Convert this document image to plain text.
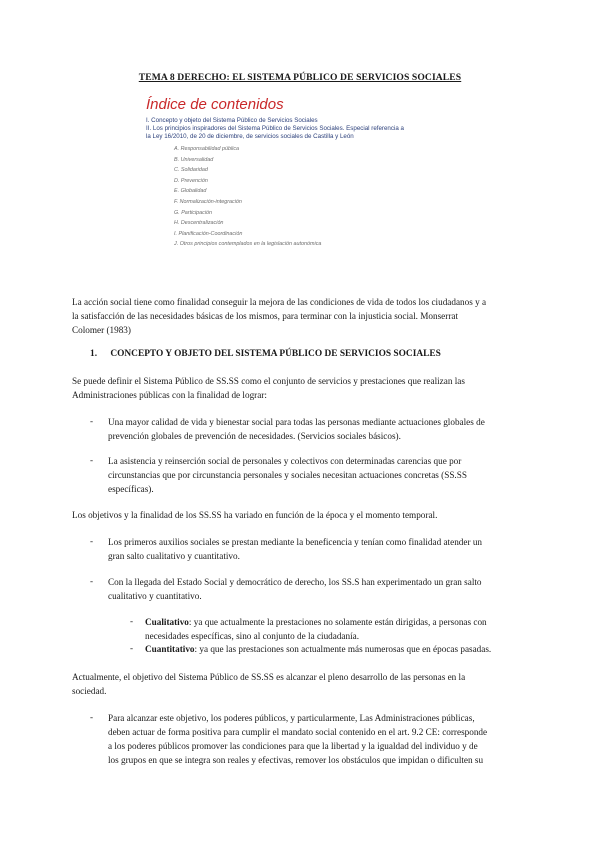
TEMA 8 DERECHO: EL SISTEMA PÚBLICO DE SERVICIOS SOCIALES
Índice de contenidos
I. Concepto y objeto del Sistema Público de Servicios Sociales
II. Los principios inspiradores del Sistema Público de Servicios Sociales. Especial referencia a
la Ley 16/2010, de 20 de diciembre, de servicios sociales de Castilla y León
A. Responsabilidad pública
B. Universalidad
C. Solidaridad
D. Prevención
E. Globalidad
F. Normalización-integración
G. Participación
H. Descentralización
I. Planificación-Coordinación
J. Otros principios contemplados en la legislación autonómica
La acción social tiene como finalidad conseguir la mejora de las condiciones de vida de todos los ciudadanos y a
la satisfacción de las necesidades básicas de los mismos, para terminar con la injusticia social. Monserrat
Colomer (1983)
1. CONCEPTO Y OBJETO DEL SISTEMA PÚBLICO DE SERVICIOS SOCIALES
Se puede definir el Sistema Público de SS.SS como el conjunto de servicios y prestaciones que realizan las
Administraciones públicas con la finalidad de lograr:
- Una mayor calidad de vida y bienestar social para todas las personas mediante actuaciones globales de
prevención globales de prevención de necesidades. (Servicios sociales básicos).
- La asistencia y reinserción social de personales y colectivos con determinadas carencias que por
circunstancias que por circunstancia personales y sociales necesitan actuaciones concretas (SS.SS
específicas).
Los objetivos y la finalidad de los SS.SS ha variado en función de la época y el momento temporal.
- Los primeros auxilios sociales se prestan mediante la beneficencia y tenían como finalidad atender un
gran salto cualitativo y cuantitativo.
- Con la llegada del Estado Social y democrático de derecho, los SS.S han experimentado un gran salto
cualitativo y cuantitativo.
- Cualitativo: ya que actualmente la prestaciones no solamente están dirigidas, a personas con
necesidades específicas, sino al conjunto de la ciudadanía.
- Cuantitativo: ya que las prestaciones son actualmente más numerosas que en épocas pasadas.
Actualmente, el objetivo del Sistema Público de SS.SS es alcanzar el pleno desarrollo de las personas en la
sociedad.
- Para alcanzar este objetivo, los poderes públicos, y particularmente, Las Administraciones públicas,
deben actuar de forma positiva para cumplir el mandato social contenido en el art. 9.2 CE: corresponde
a los poderes públicos promover las condiciones para que la libertad y la igualdad del individuo y de
los grupos en que se integra son reales y efectivas, remover los obstáculos que impidan o dificulten su
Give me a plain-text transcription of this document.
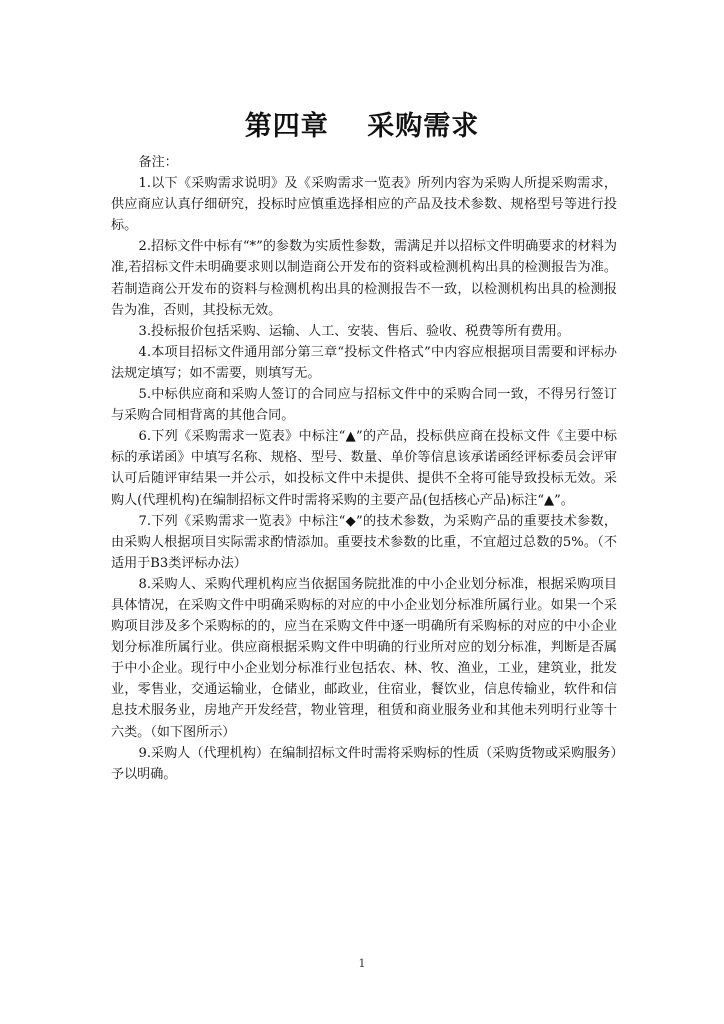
第四章　 采购需求

备注：

1.以下《采购需求说明》及《采购需求一览表》所列内容为采购人所提采购需求，供应商应认真仔细研究，投标时应慎重选择相应的产品及技术参数、规格型号等进行投标。

2.招标文件中标有“*”的参数为实质性参数，需满足并以招标文件明确要求的材料为准,若招标文件未明确要求则以制造商公开发布的资料或检测机构出具的检测报告为准。若制造商公开发布的资料与检测机构出具的检测报告不一致，以检测机构出具的检测报告为准，否则，其投标无效。

3.投标报价包括采购、运输、人工、安装、售后、验收、税费等所有费用。

4.本项目招标文件通用部分第三章“投标文件格式”中内容应根据项目需要和评标办法规定填写；如不需要，则填写无。

5.中标供应商和采购人签订的合同应与招标文件中的采购合同一致，不得另行签订与采购合同相背离的其他合同。

6.下列《采购需求一览表》中标注“▲”的产品，投标供应商在投标文件《主要中标标的承诺函》中填写名称、规格、型号、数量、单价等信息该承诺函经评标委员会评审认可后随评审结果一并公示，如投标文件中未提供、提供不全将可能导致投标无效。采购人(代理机构)在编制招标文件时需将采购的主要产品(包括核心产品)标注“▲”。

7.下列《采购需求一览表》中标注“◆”的技术参数，为采购产品的重要技术参数，由采购人根据项目实际需求酌情添加。重要技术参数的比重，不宜超过总数的5%。（不适用于B3类评标办法）

8.采购人、采购代理机构应当依据国务院批准的中小企业划分标准，根据采购项目具体情况，在采购文件中明确采购标的对应的中小企业划分标准所属行业。如果一个采购项目涉及多个采购标的的，应当在采购文件中逐一明确所有采购标的对应的中小企业划分标准所属行业。供应商根据采购文件中明确的行业所对应的划分标准，判断是否属于中小企业。现行中小企业划分标准行业包括农、林、牧、渔业，工业，建筑业，批发业，零售业，交通运输业，仓储业，邮政业，住宿业，餐饮业，信息传输业，软件和信息技术服务业，房地产开发经营，物业管理，租赁和商业服务业和其他未列明行业等十六类。（如下图所示）

9.采购人（代理机构）在编制招标文件时需将采购标的性质（采购货物或采购服务）予以明确。

1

SET PROBLEM:
Print all entries exactly. The images do not belong in the copy.

COMPLETE OUTPUT:
Convert this document image to plain text.
TEMA 8 DERECHO: EL SISTEMA PÚBLICO DE SERVICIOS SOCIALES
Índice de contenidos
I. Concepto y objeto del Sistema Público de Servicios Sociales
II. Los principios inspiradores del Sistema Público de Servicios Sociales. Especial referencia a
la Ley 16/2010, de 20 de diciembre, de servicios sociales de Castilla y León
A. Responsabilidad pública
B. Universalidad
C. Solidaridad
D. Prevención
E. Globalidad
F. Normalización-integración
G. Participación
H. Descentralización
I. Planificación-Coordinación
J. Otros principios contemplados en la legislación autonómica
La acción social tiene como finalidad conseguir la mejora de las condiciones de vida de todos los ciudadanos y a
la satisfacción de las necesidades básicas de los mismos, para terminar con la injusticia social. Monserrat
Colomer (1983)
1. CONCEPTO Y OBJETO DEL SISTEMA PÚBLICO DE SERVICIOS SOCIALES
Se puede definir el Sistema Público de SS.SS como el conjunto de servicios y prestaciones que realizan las
Administraciones públicas con la finalidad de lograr:
- Una mayor calidad de vida y bienestar social para todas las personas mediante actuaciones globales de
prevención globales de prevención de necesidades. (Servicios sociales básicos).
- La asistencia y reinserción social de personales y colectivos con determinadas carencias que por
circunstancias que por circunstancia personales y sociales necesitan actuaciones concretas (SS.SS
específicas).
Los objetivos y la finalidad de los SS.SS ha variado en función de la época y el momento temporal.
- Los primeros auxilios sociales se prestan mediante la beneficencia y tenían como finalidad atender un
gran salto cualitativo y cuantitativo.
- Con la llegada del Estado Social y democrático de derecho, los SS.S han experimentado un gran salto
cualitativo y cuantitativo.
- Cualitativo: ya que actualmente la prestaciones no solamente están dirigidas, a personas con
necesidades específicas, sino al conjunto de la ciudadanía.
- Cuantitativo: ya que las prestaciones son actualmente más numerosas que en épocas pasadas.
Actualmente, el objetivo del Sistema Público de SS.SS es alcanzar el pleno desarrollo de las personas en la
sociedad.
- Para alcanzar este objetivo, los poderes públicos, y particularmente, Las Administraciones públicas,
deben actuar de forma positiva para cumplir el mandato social contenido en el art. 9.2 CE: corresponde
a los poderes públicos promover las condiciones para que la libertad y la igualdad del individuo y de
los grupos en que se integra son reales y efectivas, remover los obstáculos que impidan o dificulten su
Give me a plain-text transcription of this document.
第四章　 采购需求

备注：

1.以下《采购需求说明》及《采购需求一览表》所列内容为采购人所提采购需求，供应商应认真仔细研究，投标时应慎重选择相应的产品及技术参数、规格型号等进行投标。

2.招标文件中标有“*”的参数为实质性参数，需满足并以招标文件明确要求的材料为准,若招标文件未明确要求则以制造商公开发布的资料或检测机构出具的检测报告为准。若制造商公开发布的资料与检测机构出具的检测报告不一致，以检测机构出具的检测报告为准，否则，其投标无效。

3.投标报价包括采购、运输、人工、安装、售后、验收、税费等所有费用。

4.本项目招标文件通用部分第三章“投标文件格式”中内容应根据项目需要和评标办法规定填写；如不需要，则填写无。

5.中标供应商和采购人签订的合同应与招标文件中的采购合同一致，不得另行签订与采购合同相背离的其他合同。

6.下列《采购需求一览表》中标注“▲”的产品，投标供应商在投标文件《主要中标标的承诺函》中填写名称、规格、型号、数量、单价等信息该承诺函经评标委员会评审认可后随评审结果一并公示，如投标文件中未提供、提供不全将可能导致投标无效。采购人(代理机构)在编制招标文件时需将采购的主要产品(包括核心产品)标注“▲”。

7.下列《采购需求一览表》中标注“◆”的技术参数，为采购产品的重要技术参数，由采购人根据项目实际需求酌情添加。重要技术参数的比重，不宜超过总数的5%。（不适用于B3类评标办法）

8.采购人、采购代理机构应当依据国务院批准的中小企业划分标准，根据采购项目具体情况，在采购文件中明确采购标的对应的中小企业划分标准所属行业。如果一个采购项目涉及多个采购标的的，应当在采购文件中逐一明确所有采购标的对应的中小企业划分标准所属行业。供应商根据采购文件中明确的行业所对应的划分标准，判断是否属于中小企业。现行中小企业划分标准行业包括农、林、牧、渔业，工业，建筑业，批发业，零售业，交通运输业，仓储业，邮政业，住宿业，餐饮业，信息传输业，软件和信息技术服务业，房地产开发经营，物业管理，租赁和商业服务业和其他未列明行业等十六类。（如下图所示）

9.采购人（代理机构）在编制招标文件时需将采购标的性质（采购货物或采购服务）予以明确。

1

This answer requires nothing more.